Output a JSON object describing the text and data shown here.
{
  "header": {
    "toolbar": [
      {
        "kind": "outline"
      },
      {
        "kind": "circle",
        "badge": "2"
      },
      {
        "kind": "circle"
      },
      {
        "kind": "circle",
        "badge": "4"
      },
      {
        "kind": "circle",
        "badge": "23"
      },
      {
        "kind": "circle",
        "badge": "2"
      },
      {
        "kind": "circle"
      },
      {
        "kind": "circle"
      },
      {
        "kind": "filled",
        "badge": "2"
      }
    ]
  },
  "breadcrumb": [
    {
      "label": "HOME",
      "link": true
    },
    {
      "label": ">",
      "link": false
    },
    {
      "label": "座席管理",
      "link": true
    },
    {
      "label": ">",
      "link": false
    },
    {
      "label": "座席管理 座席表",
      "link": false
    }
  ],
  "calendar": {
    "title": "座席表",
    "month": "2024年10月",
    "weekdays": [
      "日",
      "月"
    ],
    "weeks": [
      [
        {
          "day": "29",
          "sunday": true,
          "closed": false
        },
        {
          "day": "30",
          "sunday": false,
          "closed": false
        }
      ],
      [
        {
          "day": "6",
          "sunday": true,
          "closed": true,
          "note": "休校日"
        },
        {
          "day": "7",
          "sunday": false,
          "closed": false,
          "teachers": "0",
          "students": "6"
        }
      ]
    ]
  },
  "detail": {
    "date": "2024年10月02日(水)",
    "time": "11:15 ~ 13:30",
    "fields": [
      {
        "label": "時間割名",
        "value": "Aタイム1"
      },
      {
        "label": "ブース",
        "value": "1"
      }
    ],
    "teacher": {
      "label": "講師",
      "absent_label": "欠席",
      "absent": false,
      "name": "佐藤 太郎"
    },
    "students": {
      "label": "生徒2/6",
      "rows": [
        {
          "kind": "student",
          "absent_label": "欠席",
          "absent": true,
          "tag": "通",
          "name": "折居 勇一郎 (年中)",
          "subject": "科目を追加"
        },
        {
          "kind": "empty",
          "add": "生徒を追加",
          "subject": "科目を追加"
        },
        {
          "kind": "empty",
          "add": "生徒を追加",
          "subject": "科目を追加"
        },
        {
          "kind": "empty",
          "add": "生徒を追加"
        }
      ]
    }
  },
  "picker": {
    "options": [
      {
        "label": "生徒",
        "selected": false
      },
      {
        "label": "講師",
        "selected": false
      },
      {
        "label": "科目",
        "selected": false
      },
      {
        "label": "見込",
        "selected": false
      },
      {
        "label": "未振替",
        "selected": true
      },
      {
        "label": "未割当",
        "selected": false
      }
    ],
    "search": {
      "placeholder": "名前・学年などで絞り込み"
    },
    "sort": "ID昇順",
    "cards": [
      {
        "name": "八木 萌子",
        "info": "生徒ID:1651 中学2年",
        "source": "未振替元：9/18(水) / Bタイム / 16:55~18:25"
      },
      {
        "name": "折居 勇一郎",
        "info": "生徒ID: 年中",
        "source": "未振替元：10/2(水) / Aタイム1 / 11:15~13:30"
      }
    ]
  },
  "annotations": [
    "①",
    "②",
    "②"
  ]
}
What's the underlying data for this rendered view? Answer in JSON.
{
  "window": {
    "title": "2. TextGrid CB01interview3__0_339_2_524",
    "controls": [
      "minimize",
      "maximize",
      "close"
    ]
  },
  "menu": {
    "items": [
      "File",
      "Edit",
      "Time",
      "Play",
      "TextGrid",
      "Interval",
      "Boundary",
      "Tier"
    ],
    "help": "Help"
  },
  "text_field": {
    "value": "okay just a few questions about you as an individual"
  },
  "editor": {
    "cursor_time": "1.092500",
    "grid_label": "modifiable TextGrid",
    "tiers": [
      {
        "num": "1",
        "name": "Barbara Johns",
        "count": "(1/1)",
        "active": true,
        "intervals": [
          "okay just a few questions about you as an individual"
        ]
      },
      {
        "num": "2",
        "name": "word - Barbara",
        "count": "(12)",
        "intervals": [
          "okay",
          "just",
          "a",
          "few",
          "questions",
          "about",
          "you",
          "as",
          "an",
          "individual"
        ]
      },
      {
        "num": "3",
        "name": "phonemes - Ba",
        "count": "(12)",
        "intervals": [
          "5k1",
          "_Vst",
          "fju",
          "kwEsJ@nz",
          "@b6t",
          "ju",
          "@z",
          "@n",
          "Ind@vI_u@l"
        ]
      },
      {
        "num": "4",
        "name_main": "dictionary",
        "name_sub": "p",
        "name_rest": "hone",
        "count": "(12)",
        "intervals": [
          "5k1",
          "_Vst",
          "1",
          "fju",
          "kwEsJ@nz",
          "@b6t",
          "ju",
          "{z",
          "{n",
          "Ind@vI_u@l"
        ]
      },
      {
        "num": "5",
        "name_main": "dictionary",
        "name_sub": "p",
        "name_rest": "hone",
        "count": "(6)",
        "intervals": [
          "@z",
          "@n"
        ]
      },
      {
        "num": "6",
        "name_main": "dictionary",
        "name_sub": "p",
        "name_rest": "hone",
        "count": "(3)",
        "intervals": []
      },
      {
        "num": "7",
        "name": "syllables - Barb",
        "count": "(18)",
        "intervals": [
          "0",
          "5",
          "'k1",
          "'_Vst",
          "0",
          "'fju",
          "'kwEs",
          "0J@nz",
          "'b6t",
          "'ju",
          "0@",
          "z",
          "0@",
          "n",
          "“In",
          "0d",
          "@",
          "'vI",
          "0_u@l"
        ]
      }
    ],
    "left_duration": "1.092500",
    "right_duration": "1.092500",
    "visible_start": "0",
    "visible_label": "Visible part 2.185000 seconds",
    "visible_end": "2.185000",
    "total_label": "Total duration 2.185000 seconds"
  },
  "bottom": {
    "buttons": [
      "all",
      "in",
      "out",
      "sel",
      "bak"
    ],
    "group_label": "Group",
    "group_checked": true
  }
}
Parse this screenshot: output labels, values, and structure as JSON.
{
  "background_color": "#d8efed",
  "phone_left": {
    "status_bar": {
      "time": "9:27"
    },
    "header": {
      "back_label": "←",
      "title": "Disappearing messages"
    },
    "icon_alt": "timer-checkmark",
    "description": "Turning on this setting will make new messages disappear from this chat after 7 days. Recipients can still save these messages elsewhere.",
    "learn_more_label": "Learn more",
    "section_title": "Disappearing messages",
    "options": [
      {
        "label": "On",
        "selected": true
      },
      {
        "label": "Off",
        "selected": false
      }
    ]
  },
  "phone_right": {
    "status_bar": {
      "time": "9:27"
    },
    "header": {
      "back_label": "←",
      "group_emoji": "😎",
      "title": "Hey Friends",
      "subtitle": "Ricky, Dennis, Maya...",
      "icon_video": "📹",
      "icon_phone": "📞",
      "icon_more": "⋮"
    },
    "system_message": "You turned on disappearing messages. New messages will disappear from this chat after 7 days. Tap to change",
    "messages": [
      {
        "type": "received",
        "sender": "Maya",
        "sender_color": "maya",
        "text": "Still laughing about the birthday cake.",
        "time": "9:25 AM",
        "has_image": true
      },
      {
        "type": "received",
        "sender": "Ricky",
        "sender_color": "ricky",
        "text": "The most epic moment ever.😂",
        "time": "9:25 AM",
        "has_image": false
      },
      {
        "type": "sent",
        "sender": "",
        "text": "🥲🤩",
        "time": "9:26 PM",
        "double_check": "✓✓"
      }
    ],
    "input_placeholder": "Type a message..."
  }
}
• • • • •
## PROBLEM STATEMENT
Copy every line exactly. Leave nothing out.

## TASK OUTPUT
Output a JSON object describing the text and data shown here.
{
  "header": {
    "toolbar": [
      {
        "kind": "outline"
      },
      {
        "kind": "circle",
        "badge": "2"
      },
      {
        "kind": "circle"
      },
      {
        "kind": "circle",
        "badge": "4"
      },
      {
        "kind": "circle",
        "badge": "23"
      },
      {
        "kind": "circle",
        "badge": "2"
      },
      {
        "kind": "circle"
      },
      {
        "kind": "circle"
      },
      {
        "kind": "filled",
        "badge": "2"
      }
    ]
  },
  "breadcrumb": [
    {
      "label": "HOME",
      "link": true
    },
    {
      "label": ">",
      "link": false
    },
    {
      "label": "座席管理",
      "link": true
    },
    {
      "label": ">",
      "link": false
    },
    {
      "label": "座席管理 座席表",
      "link": false
    }
  ],
  "calendar": {
    "title": "座席表",
    "month": "2024年10月",
    "weekdays": [
      "日",
      "月"
    ],
    "weeks": [
      [
        {
          "day": "29",
          "sunday": true,
          "closed": false
        },
        {
          "day": "30",
          "sunday": false,
          "closed": false
        }
      ],
      [
        {
          "day": "6",
          "sunday": true,
          "closed": true,
          "note": "休校日"
        },
        {
          "day": "7",
          "sunday": false,
          "closed": false,
          "teachers": "0",
          "students": "6"
        }
      ]
    ]
  },
  "detail": {
    "date": "2024年10月02日(水)",
    "time": "11:15 ~ 13:30",
    "fields": [
      {
        "label": "時間割名",
        "value": "Aタイム1"
      },
      {
        "label": "ブース",
        "value": "1"
      }
    ],
    "teacher": {
      "label": "講師",
      "absent_label": "欠席",
      "absent": false,
      "name": "佐藤 太郎"
    },
    "students": {
      "label": "生徒2/6",
      "rows": [
        {
          "kind": "student",
          "absent_label": "欠席",
          "absent": true,
          "tag": "通",
          "name": "折居 勇一郎 (年中)",
          "subject": "科目を追加"
        },
        {
          "kind": "empty",
          "add": "生徒を追加",
          "subject": "科目を追加"
        },
        {
          "kind": "empty",
          "add": "生徒を追加",
          "subject": "科目を追加"
        },
        {
          "kind": "empty",
          "add": "生徒を追加"
        }
      ]
    }
  },
  "picker": {
    "options": [
      {
        "label": "生徒",
        "selected": false
      },
      {
        "label": "講師",
        "selected": false
      },
      {
        "label": "科目",
        "selected": false
      },
      {
        "label": "見込",
        "selected": false
      },
      {
        "label": "未振替",
        "selected": true
      },
      {
        "label": "未割当",
        "selected": false
      }
    ],
    "search": {
      "placeholder": "名前・学年などで絞り込み"
    },
    "sort": "ID昇順",
    "cards": [
      {
        "name": "八木 萌子",
        "info": "生徒ID:1651 中学2年",
        "source": "未振替元：9/18(水) / Bタイム / 16:55~18:25"
      },
      {
        "name": "折居 勇一郎",
        "info": "生徒ID: 年中",
        "source": "未振替元：10/2(水) / Aタイム1 / 11:15~13:30"
      }
    ]
  },
  "annotations": [
    "①",
    "②",
    "②"
  ]
}
What's the underlying data for this rendered view? Answer in JSON.
{
  "window": {
    "title": "2. TextGrid CB01interview3__0_339_2_524",
    "controls": [
      "minimize",
      "maximize",
      "close"
    ]
  },
  "menu": {
    "items": [
      "File",
      "Edit",
      "Time",
      "Play",
      "TextGrid",
      "Interval",
      "Boundary",
      "Tier"
    ],
    "help": "Help"
  },
  "text_field": {
    "value": "okay just a few questions about you as an individual"
  },
  "editor": {
    "cursor_time": "1.092500",
    "grid_label": "modifiable TextGrid",
    "tiers": [
      {
        "num": "1",
        "name": "Barbara Johns",
        "count": "(1/1)",
        "active": true,
        "intervals": [
          "okay just a few questions about you as an individual"
        ]
      },
      {
        "num": "2",
        "name": "word - Barbara",
        "count": "(12)",
        "intervals": [
          "okay",
          "just",
          "a",
          "few",
          "questions",
          "about",
          "you",
          "as",
          "an",
          "individual"
        ]
      },
      {
        "num": "3",
        "name": "phonemes - Ba",
        "count": "(12)",
        "intervals": [
          "5k1",
          "_Vst",
          "fju",
          "kwEsJ@nz",
          "@b6t",
          "ju",
          "@z",
          "@n",
          "Ind@vI_u@l"
        ]
      },
      {
        "num": "4",
        "name_main": "dictionary",
        "name_sub": "p",
        "name_rest": "hone",
        "count": "(12)",
        "intervals": [
          "5k1",
          "_Vst",
          "1",
          "fju",
          "kwEsJ@nz",
          "@b6t",
          "ju",
          "{z",
          "{n",
          "Ind@vI_u@l"
        ]
      },
      {
        "num": "5",
        "name_main": "dictionary",
        "name_sub": "p",
        "name_rest": "hone",
        "count": "(6)",
        "intervals": [
          "@z",
          "@n"
        ]
      },
      {
        "num": "6",
        "name_main": "dictionary",
        "name_sub": "p",
        "name_rest": "hone",
        "count": "(3)",
        "intervals": []
      },
      {
        "num": "7",
        "name": "syllables - Barb",
        "count": "(18)",
        "intervals": [
          "0",
          "5",
          "'k1",
          "'_Vst",
          "0",
          "'fju",
          "'kwEs",
          "0J@nz",
          "'b6t",
          "'ju",
          "0@",
          "z",
          "0@",
          "n",
          "“In",
          "0d",
          "@",
          "'vI",
          "0_u@l"
        ]
      }
    ],
    "left_duration": "1.092500",
    "right_duration": "1.092500",
    "visible_start": "0",
    "visible_label": "Visible part 2.185000 seconds",
    "visible_end": "2.185000",
    "total_label": "Total duration 2.185000 seconds"
  },
  "bottom": {
    "buttons": [
      "all",
      "in",
      "out",
      "sel",
      "bak"
    ],
    "group_label": "Group",
    "group_checked": true
  }
}
Parse this screenshot: output labels, values, and structure as JSON.
{
  "background_color": "#d8efed",
  "phone_left": {
    "status_bar": {
      "time": "9:27"
    },
    "header": {
      "back_label": "←",
      "title": "Disappearing messages"
    },
    "icon_alt": "timer-checkmark",
    "description": "Turning on this setting will make new messages disappear from this chat after 7 days. Recipients can still save these messages elsewhere.",
    "learn_more_label": "Learn more",
    "section_title": "Disappearing messages",
    "options": [
      {
        "label": "On",
        "selected": true
      },
      {
        "label": "Off",
        "selected": false
      }
    ]
  },
  "phone_right": {
    "status_bar": {
      "time": "9:27"
    },
    "header": {
      "back_label": "←",
      "group_emoji": "😎",
      "title": "Hey Friends",
      "subtitle": "Ricky, Dennis, Maya...",
      "icon_video": "📹",
      "icon_phone": "📞",
      "icon_more": "⋮"
    },
    "system_message": "You turned on disappearing messages. New messages will disappear from this chat after 7 days. Tap to change",
    "messages": [
      {
        "type": "received",
        "sender": "Maya",
        "sender_color": "maya",
        "text": "Still laughing about the birthday cake.",
        "time": "9:25 AM",
        "has_image": true
      },
      {
        "type": "received",
        "sender": "Ricky",
        "sender_color": "ricky",
        "text": "The most epic moment ever.😂",
        "time": "9:25 AM",
        "has_image": false
      },
      {
        "type": "sent",
        "sender": "",
        "text": "🥲🤩",
        "time": "9:26 PM",
        "double_check": "✓✓"
      }
    ],
    "input_placeholder": "Type a message..."
  }
}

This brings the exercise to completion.